Start TEXT PASSAGE

The service economy is where the most start-ups are betting their money, according to a survey by AT&T Capital Corp. and the American Institute of Certified Public Accountants. The group polled 1,000 businesses founded in 1992 through 1994. Service companies made up 46% of the start-ups in 1994, up from only 19% two years earlier. Manufacturers accounted for 54% of new businesses in 1992 but dropped to 15% by 1994.
Not only is that indicative of an ongoing fundamental shift in the U.S. economy, but it also reflects the preferences of those supplying the capital. "Service companies don't take as much money to start, so there's often less capital at risk before you know the outcome," says Marty Sutter of the Woodlands Venture Partners, in the Woodlands, Tex., a firm specializing in health care. "Successful service businesses give a return on investment sooner than successful manufacturing businesses, and there's tremendous pressure in venture capital right now to get short-term rewards for less risk."

End TEXT PASSAGE
Start DATA EXTRACT

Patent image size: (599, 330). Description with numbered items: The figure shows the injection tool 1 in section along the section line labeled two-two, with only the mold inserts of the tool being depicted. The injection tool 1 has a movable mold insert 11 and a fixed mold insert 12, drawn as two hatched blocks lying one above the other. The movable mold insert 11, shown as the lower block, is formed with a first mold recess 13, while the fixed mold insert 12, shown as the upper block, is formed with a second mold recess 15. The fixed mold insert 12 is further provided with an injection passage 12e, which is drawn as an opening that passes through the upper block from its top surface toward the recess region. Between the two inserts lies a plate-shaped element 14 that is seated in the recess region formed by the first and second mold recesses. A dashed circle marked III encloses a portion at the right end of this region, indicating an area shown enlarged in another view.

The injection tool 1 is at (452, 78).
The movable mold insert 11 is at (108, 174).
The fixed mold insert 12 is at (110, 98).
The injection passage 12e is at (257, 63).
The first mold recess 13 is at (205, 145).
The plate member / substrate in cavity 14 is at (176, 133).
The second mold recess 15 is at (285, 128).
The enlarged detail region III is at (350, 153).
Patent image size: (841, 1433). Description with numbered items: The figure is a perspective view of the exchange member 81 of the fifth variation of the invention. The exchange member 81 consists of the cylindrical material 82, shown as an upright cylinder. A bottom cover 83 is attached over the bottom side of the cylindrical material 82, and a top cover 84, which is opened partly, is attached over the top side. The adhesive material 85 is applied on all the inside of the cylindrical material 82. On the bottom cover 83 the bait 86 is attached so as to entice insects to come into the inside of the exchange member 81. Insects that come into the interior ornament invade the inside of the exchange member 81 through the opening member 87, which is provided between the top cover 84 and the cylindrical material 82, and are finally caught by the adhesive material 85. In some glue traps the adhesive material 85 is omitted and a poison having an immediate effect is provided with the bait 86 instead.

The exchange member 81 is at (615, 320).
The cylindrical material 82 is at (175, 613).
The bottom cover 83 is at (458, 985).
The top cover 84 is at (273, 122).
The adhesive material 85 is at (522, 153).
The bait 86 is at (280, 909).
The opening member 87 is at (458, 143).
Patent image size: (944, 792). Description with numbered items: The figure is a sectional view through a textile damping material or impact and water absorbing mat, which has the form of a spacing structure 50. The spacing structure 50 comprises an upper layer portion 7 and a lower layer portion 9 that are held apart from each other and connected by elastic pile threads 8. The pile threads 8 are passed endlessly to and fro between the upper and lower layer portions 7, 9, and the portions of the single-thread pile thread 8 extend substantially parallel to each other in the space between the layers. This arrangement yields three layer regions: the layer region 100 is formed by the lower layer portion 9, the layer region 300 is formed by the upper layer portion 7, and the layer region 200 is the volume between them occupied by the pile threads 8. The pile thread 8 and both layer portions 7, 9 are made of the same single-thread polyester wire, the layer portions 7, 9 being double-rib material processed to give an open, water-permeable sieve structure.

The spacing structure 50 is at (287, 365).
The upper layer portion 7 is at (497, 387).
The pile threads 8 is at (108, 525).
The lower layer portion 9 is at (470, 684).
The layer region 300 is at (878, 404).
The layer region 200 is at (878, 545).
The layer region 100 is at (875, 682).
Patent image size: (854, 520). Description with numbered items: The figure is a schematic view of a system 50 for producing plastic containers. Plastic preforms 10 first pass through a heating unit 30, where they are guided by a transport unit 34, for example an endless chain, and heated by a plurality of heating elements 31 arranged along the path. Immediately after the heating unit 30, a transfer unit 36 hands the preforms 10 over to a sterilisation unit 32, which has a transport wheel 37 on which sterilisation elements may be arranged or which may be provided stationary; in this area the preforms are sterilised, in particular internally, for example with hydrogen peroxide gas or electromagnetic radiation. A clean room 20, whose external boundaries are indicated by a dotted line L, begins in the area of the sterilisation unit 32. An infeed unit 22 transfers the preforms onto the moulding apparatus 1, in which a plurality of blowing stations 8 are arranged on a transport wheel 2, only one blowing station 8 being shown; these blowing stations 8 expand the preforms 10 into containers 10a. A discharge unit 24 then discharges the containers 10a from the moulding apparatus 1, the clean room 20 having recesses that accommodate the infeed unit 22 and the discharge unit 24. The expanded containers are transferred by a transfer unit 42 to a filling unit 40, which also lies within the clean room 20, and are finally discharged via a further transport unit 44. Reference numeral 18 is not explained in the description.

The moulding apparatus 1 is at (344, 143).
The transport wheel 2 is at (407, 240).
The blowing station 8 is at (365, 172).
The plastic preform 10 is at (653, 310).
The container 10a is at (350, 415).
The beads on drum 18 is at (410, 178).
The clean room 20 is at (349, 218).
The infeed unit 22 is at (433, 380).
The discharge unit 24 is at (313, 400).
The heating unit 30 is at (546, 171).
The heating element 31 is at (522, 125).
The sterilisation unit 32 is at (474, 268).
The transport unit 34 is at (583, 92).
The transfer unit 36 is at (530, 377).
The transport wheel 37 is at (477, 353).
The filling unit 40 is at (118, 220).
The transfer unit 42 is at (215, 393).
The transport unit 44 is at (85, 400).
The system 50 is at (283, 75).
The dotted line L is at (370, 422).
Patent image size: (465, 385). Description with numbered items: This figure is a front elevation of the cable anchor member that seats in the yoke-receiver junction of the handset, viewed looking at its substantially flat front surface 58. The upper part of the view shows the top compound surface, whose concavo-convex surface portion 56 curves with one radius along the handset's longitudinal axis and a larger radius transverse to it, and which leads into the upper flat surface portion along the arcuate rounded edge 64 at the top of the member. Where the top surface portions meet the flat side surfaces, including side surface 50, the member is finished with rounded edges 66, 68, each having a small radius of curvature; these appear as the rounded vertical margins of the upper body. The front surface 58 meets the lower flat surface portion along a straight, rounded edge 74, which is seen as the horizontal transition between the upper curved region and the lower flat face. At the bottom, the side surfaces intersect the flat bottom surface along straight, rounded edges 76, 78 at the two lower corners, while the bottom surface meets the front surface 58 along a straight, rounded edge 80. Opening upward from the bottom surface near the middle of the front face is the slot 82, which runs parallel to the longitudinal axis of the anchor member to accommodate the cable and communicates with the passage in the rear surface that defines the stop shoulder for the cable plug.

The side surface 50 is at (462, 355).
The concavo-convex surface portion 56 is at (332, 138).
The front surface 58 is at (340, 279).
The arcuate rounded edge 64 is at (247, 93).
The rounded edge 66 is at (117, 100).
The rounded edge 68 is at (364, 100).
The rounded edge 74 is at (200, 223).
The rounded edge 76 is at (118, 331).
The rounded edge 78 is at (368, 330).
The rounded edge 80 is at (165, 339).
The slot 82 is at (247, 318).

End DATA EXTRACT

**WORK INSTRUCTIONS**.
In the passage on start-up businesses, what percentage of the 1994 start-ups were service companies? The records have no connection to the text.

**THE ANSWER**.
46%